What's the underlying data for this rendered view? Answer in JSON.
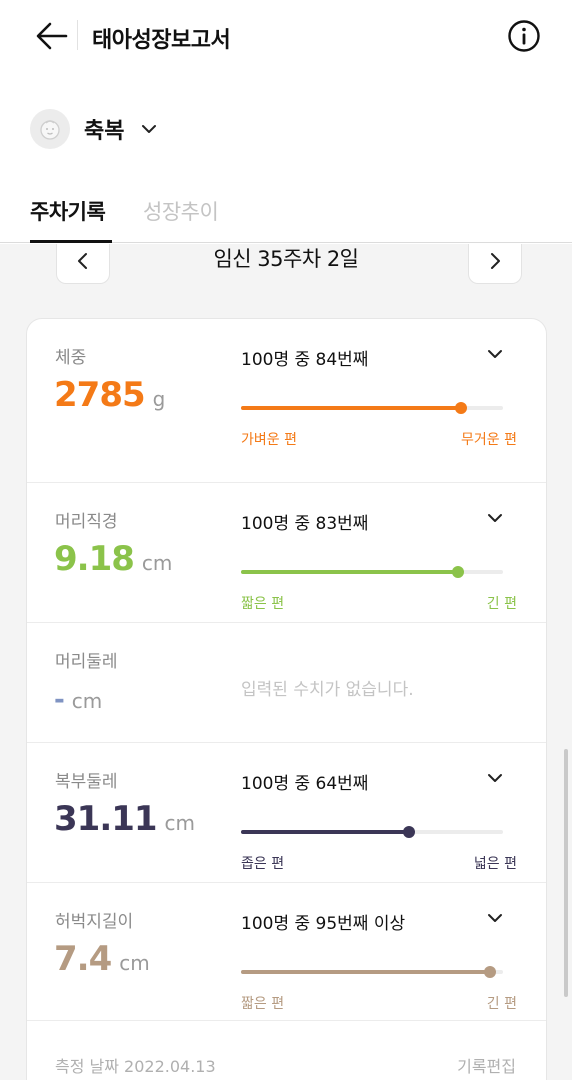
{
  "header": {
    "title": "태아성장보고서"
  },
  "baby": {
    "name": "축복"
  },
  "tabs": [
    {
      "label": "주차기록",
      "active": true
    },
    {
      "label": "성장추이",
      "active": false
    }
  ],
  "week": {
    "label": "임신 35주차 2일"
  },
  "metrics": [
    {
      "label": "체중",
      "value": "2785",
      "unit": "g",
      "rank": "100명 중 84번째",
      "percentile": 84,
      "low_label": "가벼운 편",
      "high_label": "무거운 편",
      "color": "#f47a17"
    },
    {
      "label": "머리직경",
      "value": "9.18",
      "unit": "cm",
      "rank": "100명 중 83번째",
      "percentile": 83,
      "low_label": "짧은 편",
      "high_label": "긴 편",
      "color": "#8bc34a"
    },
    {
      "label": "머리둘레",
      "value": "-",
      "unit": "cm",
      "empty_text": "입력된 수치가 없습니다.",
      "color": "#7f93c2"
    },
    {
      "label": "복부둘레",
      "value": "31.11",
      "unit": "cm",
      "rank": "100명 중 64번째",
      "percentile": 64,
      "low_label": "좁은 편",
      "high_label": "넓은 편",
      "color": "#3b3656"
    },
    {
      "label": "허벅지길이",
      "value": "7.4",
      "unit": "cm",
      "rank": "100명 중 95번째 이상",
      "percentile": 95,
      "low_label": "짧은 편",
      "high_label": "긴 편",
      "color": "#b59b82"
    }
  ],
  "footer": {
    "date_label": "측정 날짜 2022.04.13",
    "edit_label": "기록편집"
  }
}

• _WHAT IS REQUIRED_
Output each line exactly; omit every picture.

• _EXERCISE RESULT_
What's the underlying data for this rendered view? Answer in JSON.
{
  "header": {
    "title": "태아성장보고서"
  },
  "baby": {
    "name": "축복"
  },
  "tabs": [
    {
      "label": "주차기록",
      "active": true
    },
    {
      "label": "성장추이",
      "active": false
    }
  ],
  "week": {
    "label": "임신 35주차 2일"
  },
  "metrics": [
    {
      "label": "체중",
      "value": "2785",
      "unit": "g",
      "rank": "100명 중 84번째",
      "percentile": 84,
      "low_label": "가벼운 편",
      "high_label": "무거운 편",
      "color": "#f47a17"
    },
    {
      "label": "머리직경",
      "value": "9.18",
      "unit": "cm",
      "rank": "100명 중 83번째",
      "percentile": 83,
      "low_label": "짧은 편",
      "high_label": "긴 편",
      "color": "#8bc34a"
    },
    {
      "label": "머리둘레",
      "value": "-",
      "unit": "cm",
      "empty_text": "입력된 수치가 없습니다.",
      "color": "#7f93c2"
    },
    {
      "label": "복부둘레",
      "value": "31.11",
      "unit": "cm",
      "rank": "100명 중 64번째",
      "percentile": 64,
      "low_label": "좁은 편",
      "high_label": "넓은 편",
      "color": "#3b3656"
    },
    {
      "label": "허벅지길이",
      "value": "7.4",
      "unit": "cm",
      "rank": "100명 중 95번째 이상",
      "percentile": 95,
      "low_label": "짧은 편",
      "high_label": "긴 편",
      "color": "#b59b82"
    }
  ],
  "footer": {
    "date_label": "측정 날짜 2022.04.13",
    "edit_label": "기록편집"
  }
}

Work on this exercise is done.